| TASK DATA |
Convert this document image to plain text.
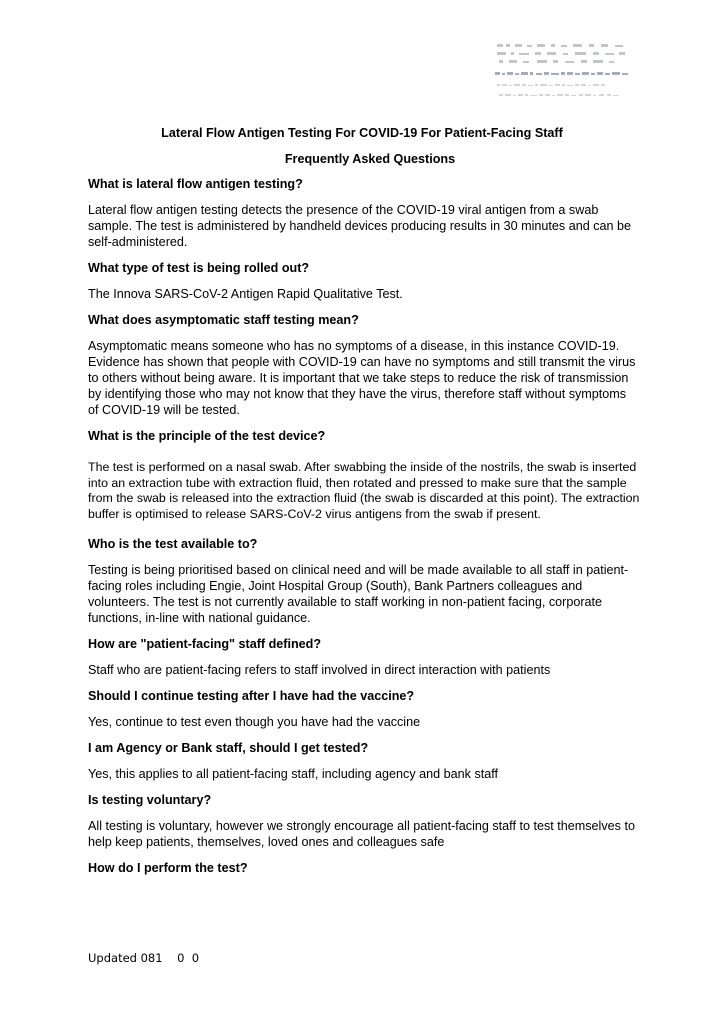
Lateral Flow Antigen Testing For COVID-19 For Patient-Facing Staff
Frequently Asked Questions

What is lateral flow antigen testing?

Lateral flow antigen testing detects the presence of the COVID-19 viral antigen from a swab sample. The test is administered by handheld devices producing results in 30 minutes and can be self-administered.

What type of test is being rolled out?

The Innova SARS-CoV-2 Antigen Rapid Qualitative Test.

What does asymptomatic staff testing mean?

Asymptomatic means someone who has no symptoms of a disease, in this instance COVID-19. Evidence has shown that people with COVID-19 can have no symptoms and still transmit the virus to others without being aware. It is important that we take steps to reduce the risk of transmission by identifying those who may not know that they have the virus, therefore staff without symptoms of COVID-19 will be tested.

What is the principle of the test device?

The test is performed on a nasal swab. After swabbing the inside of the nostrils, the swab is inserted into an extraction tube with extraction fluid, then rotated and pressed to make sure that the sample from the swab is released into the extraction fluid (the swab is discarded at this point). The extraction buffer is optimised to release SARS-CoV-2 virus antigens from the swab if present.

Who is the test available to?

Testing is being prioritised based on clinical need and will be made available to all staff in patient-facing roles including Engie, Joint Hospital Group (South), Bank Partners colleagues and volunteers. The test is not currently available to staff working in non-patient facing, corporate functions, in-line with national guidance.

How are "patient-facing" staff defined?

Staff who are patient-facing refers to staff involved in direct interaction with patients

Should I continue testing after I have had the vaccine?

Yes, continue to test even though you have had the vaccine

I am Agency or Bank staff, should I get tested?

Yes, this applies to all patient-facing staff, including agency and bank staff

Is testing voluntary?

All testing is voluntary, however we strongly encourage all patient-facing staff to test themselves to help keep patients, themselves, loved ones and colleagues safe

How do I perform the test?

Updated 081    0  0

| ABOUT THIS EXERCISE |
Search the material above for lines containing the string "voluntary", then pull them out.

| REPLY TO THE TASK |
Is testing voluntary?
All testing is voluntary, however we strongly encourage all patient-facing staff to test themselves to help keep patients, themselves, loved ones and colleagues safe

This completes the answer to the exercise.